* START *

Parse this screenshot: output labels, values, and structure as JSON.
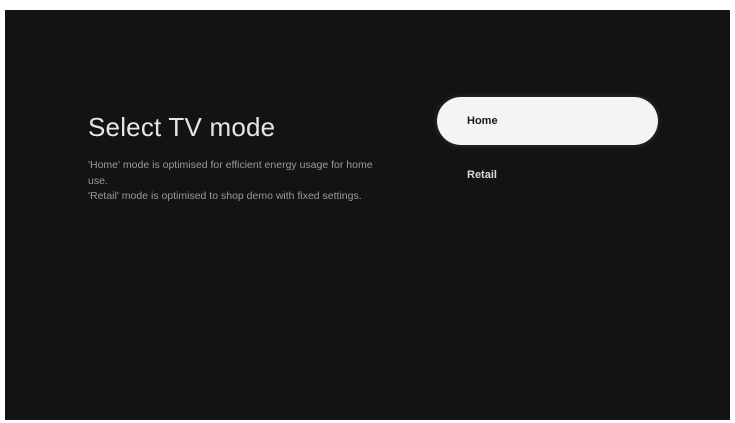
{
  "screen": {
    "title": "Select TV mode",
    "description": [
      "'Home' mode is optimised for efficient energy usage for home use.",
      "'Retail' mode is optimised to shop demo with fixed settings."
    ]
  },
  "options": [
    {
      "label": "Home",
      "selected": true
    },
    {
      "label": "Retail",
      "selected": false
    }
  ],
  "colors": {
    "background": "#131312",
    "selected_option": "#f4f4f4",
    "title_text": "#e6e6e6",
    "description_text": "#9a9a9a"
  }
}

* END *

== What this task involves ==
Write the records out once more, exactly as they appear, with no pictures.

== Worked answer ==
Parse this screenshot: output labels, values, and structure as JSON.
{
  "screen": {
    "title": "Select TV mode",
    "description": [
      "'Home' mode is optimised for efficient energy usage for home use.",
      "'Retail' mode is optimised to shop demo with fixed settings."
    ]
  },
  "options": [
    {
      "label": "Home",
      "selected": true
    },
    {
      "label": "Retail",
      "selected": false
    }
  ],
  "colors": {
    "background": "#131312",
    "selected_option": "#f4f4f4",
    "title_text": "#e6e6e6",
    "description_text": "#9a9a9a"
  }
}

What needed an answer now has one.